### What you should do
Below is a listing. Gather each line of it that contains "been".
━━━━━━━━
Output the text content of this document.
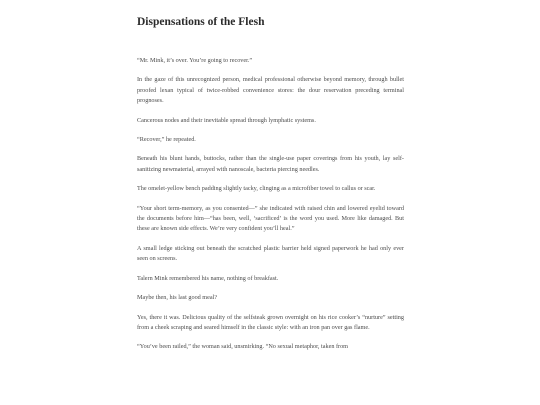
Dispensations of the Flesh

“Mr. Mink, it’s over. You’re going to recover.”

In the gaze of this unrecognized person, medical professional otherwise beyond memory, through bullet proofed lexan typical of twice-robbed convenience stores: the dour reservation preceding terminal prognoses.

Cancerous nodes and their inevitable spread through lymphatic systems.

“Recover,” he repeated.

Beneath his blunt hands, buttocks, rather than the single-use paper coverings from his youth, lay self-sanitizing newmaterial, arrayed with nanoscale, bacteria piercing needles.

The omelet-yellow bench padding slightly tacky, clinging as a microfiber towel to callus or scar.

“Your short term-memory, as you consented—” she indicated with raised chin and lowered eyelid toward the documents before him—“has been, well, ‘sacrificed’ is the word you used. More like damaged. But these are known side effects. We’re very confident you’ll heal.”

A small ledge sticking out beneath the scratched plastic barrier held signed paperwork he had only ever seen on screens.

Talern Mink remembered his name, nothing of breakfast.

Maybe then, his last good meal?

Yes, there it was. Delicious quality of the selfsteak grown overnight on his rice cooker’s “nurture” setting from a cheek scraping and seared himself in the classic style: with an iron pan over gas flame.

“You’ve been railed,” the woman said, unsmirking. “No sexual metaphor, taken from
━━━━━━━━
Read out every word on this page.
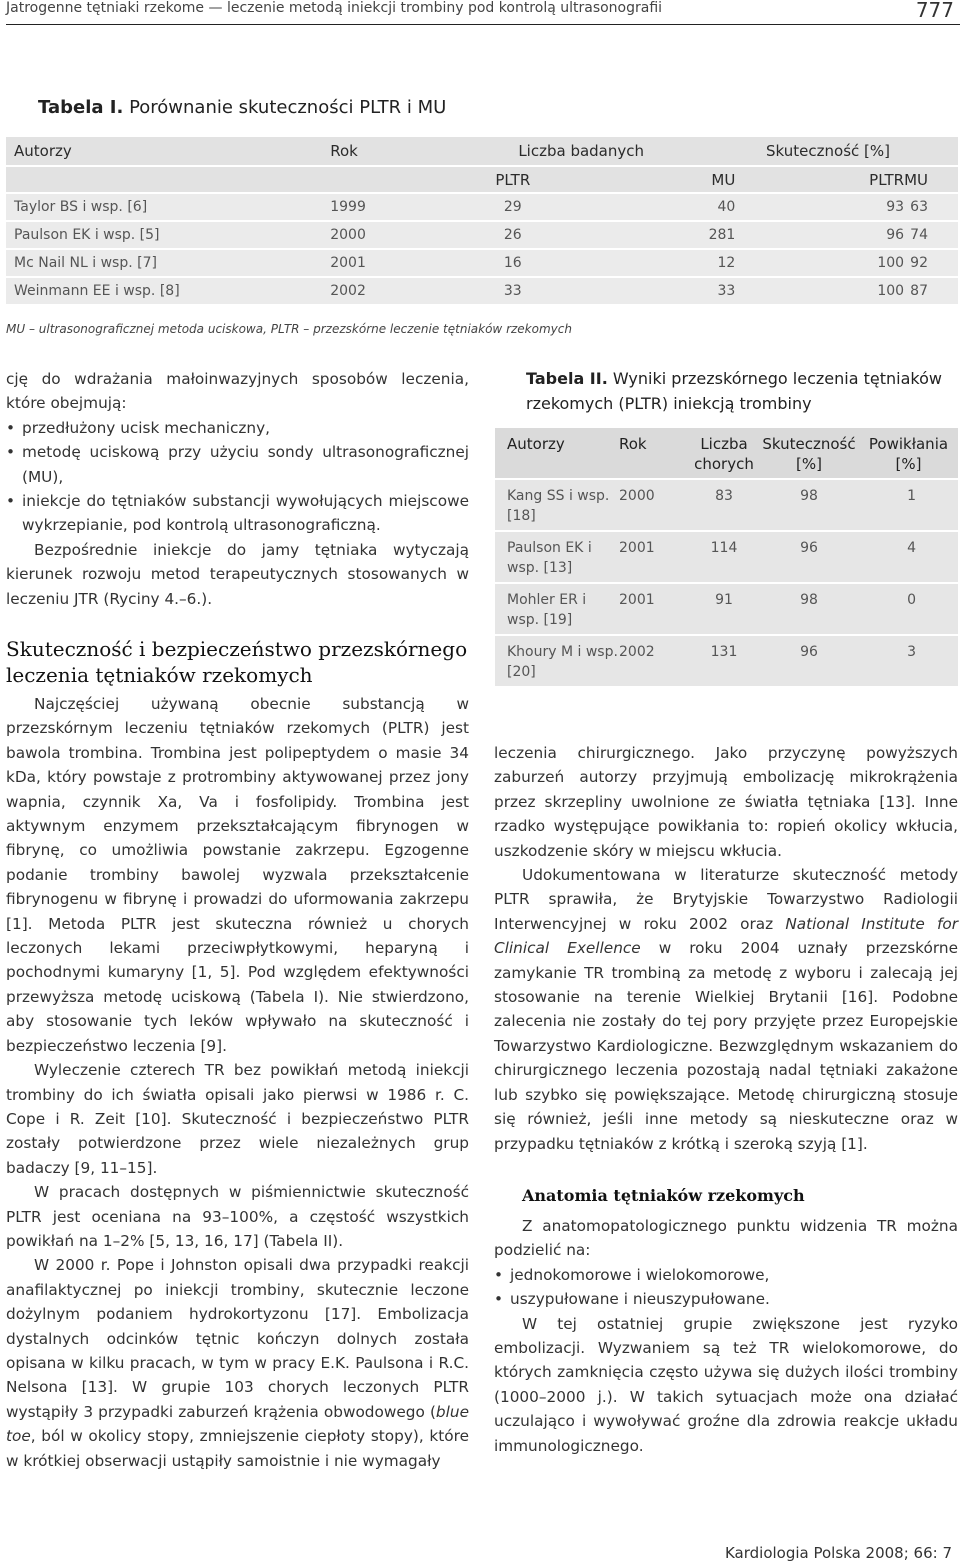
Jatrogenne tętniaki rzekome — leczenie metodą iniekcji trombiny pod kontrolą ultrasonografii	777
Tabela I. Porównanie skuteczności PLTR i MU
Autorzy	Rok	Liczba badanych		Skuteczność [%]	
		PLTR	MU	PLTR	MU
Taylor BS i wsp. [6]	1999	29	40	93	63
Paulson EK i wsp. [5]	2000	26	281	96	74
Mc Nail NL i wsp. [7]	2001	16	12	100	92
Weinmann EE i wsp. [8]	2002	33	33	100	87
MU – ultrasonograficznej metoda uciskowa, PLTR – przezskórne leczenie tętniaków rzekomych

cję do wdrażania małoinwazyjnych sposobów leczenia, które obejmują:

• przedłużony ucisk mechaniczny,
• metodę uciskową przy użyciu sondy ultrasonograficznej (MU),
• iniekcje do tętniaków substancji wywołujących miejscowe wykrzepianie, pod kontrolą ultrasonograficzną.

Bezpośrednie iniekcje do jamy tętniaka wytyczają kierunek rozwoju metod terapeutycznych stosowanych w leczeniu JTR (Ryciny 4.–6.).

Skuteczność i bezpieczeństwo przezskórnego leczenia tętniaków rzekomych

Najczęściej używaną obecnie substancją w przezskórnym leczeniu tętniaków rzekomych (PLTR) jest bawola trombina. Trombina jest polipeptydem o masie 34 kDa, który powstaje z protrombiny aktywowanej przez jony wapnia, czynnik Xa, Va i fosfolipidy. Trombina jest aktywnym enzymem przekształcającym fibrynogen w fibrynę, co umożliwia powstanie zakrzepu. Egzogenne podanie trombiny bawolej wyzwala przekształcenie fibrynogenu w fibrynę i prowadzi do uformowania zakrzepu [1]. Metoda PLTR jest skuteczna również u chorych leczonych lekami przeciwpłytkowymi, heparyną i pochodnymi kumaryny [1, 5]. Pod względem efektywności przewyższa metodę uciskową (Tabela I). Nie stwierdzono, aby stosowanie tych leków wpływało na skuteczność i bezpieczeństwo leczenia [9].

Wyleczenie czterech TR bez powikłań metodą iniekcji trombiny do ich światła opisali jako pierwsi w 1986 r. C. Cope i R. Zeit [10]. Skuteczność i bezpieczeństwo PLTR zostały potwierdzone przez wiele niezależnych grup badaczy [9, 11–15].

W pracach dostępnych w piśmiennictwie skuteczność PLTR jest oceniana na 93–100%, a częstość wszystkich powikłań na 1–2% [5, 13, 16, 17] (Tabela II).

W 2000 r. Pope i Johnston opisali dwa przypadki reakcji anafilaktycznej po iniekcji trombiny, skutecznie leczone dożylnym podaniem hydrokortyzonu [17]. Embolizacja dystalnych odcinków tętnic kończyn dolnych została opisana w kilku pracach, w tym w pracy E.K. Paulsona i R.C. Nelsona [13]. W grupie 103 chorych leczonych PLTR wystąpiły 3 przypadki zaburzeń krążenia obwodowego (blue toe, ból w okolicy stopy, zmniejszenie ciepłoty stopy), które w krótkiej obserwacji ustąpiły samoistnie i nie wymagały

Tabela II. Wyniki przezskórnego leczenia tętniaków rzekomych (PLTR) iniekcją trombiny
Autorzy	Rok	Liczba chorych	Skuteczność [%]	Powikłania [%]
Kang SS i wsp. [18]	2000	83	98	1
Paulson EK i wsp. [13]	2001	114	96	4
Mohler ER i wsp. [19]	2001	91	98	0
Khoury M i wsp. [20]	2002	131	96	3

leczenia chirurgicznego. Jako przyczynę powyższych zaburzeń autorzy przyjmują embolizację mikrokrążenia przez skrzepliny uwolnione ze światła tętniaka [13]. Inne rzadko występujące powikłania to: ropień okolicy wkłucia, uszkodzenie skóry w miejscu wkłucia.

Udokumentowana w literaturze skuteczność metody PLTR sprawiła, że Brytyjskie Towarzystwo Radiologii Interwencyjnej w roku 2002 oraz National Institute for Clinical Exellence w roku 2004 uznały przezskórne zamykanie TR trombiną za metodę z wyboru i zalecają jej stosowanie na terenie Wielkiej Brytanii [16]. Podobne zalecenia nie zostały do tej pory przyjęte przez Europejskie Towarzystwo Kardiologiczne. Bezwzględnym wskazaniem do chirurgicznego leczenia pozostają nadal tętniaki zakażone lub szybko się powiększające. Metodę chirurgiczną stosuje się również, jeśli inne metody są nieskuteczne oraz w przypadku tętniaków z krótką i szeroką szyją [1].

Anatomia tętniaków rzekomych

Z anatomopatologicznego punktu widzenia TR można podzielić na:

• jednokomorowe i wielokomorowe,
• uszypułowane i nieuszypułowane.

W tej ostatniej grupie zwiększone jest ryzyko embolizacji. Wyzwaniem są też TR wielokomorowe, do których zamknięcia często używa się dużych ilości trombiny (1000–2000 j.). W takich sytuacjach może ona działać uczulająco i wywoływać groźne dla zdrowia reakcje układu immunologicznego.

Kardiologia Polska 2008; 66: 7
━━━━━━━━
### Result of the exercise
“Your short term-memory, as you consented—” she indicated with raised chin and lowered eyelid toward the documents before him—“has been, well, ‘sacrificed’ is the word you used. More like damaged. But these are known side effects. We’re very confident you’ll heal.”
“You’ve been railed,” the woman said, unsmirking. “No sexual metaphor, taken from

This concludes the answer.